◆ **Input**
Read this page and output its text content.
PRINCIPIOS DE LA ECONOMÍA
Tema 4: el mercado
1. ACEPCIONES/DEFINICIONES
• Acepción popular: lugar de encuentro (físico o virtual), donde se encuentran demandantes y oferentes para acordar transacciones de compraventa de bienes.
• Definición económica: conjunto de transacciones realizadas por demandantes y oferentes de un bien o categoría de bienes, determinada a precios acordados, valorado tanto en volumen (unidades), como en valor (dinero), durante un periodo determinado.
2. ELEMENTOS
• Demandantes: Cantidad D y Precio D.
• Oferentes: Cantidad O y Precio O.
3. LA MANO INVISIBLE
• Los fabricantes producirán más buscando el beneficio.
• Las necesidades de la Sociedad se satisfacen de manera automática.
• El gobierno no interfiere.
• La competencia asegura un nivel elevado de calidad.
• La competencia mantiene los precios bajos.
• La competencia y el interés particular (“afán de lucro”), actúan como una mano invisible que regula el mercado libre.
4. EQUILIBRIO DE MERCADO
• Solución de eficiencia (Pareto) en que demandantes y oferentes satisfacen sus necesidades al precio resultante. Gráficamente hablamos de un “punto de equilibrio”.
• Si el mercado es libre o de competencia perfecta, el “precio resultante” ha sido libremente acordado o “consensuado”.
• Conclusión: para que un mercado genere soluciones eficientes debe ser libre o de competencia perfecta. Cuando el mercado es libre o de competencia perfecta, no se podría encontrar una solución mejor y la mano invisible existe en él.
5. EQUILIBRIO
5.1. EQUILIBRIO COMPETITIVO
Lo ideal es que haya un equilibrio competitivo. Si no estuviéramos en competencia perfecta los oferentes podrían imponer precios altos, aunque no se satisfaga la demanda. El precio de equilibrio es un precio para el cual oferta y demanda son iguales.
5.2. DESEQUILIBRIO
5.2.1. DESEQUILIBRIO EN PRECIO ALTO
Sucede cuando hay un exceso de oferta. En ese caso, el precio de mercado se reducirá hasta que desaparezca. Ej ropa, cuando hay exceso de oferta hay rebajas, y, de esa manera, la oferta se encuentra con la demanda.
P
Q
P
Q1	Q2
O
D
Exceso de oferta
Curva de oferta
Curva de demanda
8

◆ **Objective**
Restate the data above word for word, please.

◆ **Exercise answer**
Read this page and output its text content.
PRINCIPIOS DE LA ECONOMÍA
Tema 4: el mercado
1. ACEPCIONES/DEFINICIONES
• Acepción popular: lugar de encuentro (físico o virtual), donde se encuentran demandantes y oferentes para acordar transacciones de compraventa de bienes.
• Definición económica: conjunto de transacciones realizadas por demandantes y oferentes de un bien o categoría de bienes, determinada a precios acordados, valorado tanto en volumen (unidades), como en valor (dinero), durante un periodo determinado.
2. ELEMENTOS
• Demandantes: Cantidad D y Precio D.
• Oferentes: Cantidad O y Precio O.
3. LA MANO INVISIBLE
• Los fabricantes producirán más buscando el beneficio.
• Las necesidades de la Sociedad se satisfacen de manera automática.
• El gobierno no interfiere.
• La competencia asegura un nivel elevado de calidad.
• La competencia mantiene los precios bajos.
• La competencia y el interés particular (“afán de lucro”), actúan como una mano invisible que regula el mercado libre.
4. EQUILIBRIO DE MERCADO
• Solución de eficiencia (Pareto) en que demandantes y oferentes satisfacen sus necesidades al precio resultante. Gráficamente hablamos de un “punto de equilibrio”.
• Si el mercado es libre o de competencia perfecta, el “precio resultante” ha sido libremente acordado o “consensuado”.
• Conclusión: para que un mercado genere soluciones eficientes debe ser libre o de competencia perfecta. Cuando el mercado es libre o de competencia perfecta, no se podría encontrar una solución mejor y la mano invisible existe en él.
5. EQUILIBRIO
5.1. EQUILIBRIO COMPETITIVO
Lo ideal es que haya un equilibrio competitivo. Si no estuviéramos en competencia perfecta los oferentes podrían imponer precios altos, aunque no se satisfaga la demanda. El precio de equilibrio es un precio para el cual oferta y demanda son iguales.
5.2. DESEQUILIBRIO
5.2.1. DESEQUILIBRIO EN PRECIO ALTO
Sucede cuando hay un exceso de oferta. En ese caso, el precio de mercado se reducirá hasta que desaparezca. Ej ropa, cuando hay exceso de oferta hay rebajas, y, de esa manera, la oferta se encuentra con la demanda.
P
Q
P
Q1	Q2
O
D
Exceso de oferta
Curva de oferta
Curva de demanda
8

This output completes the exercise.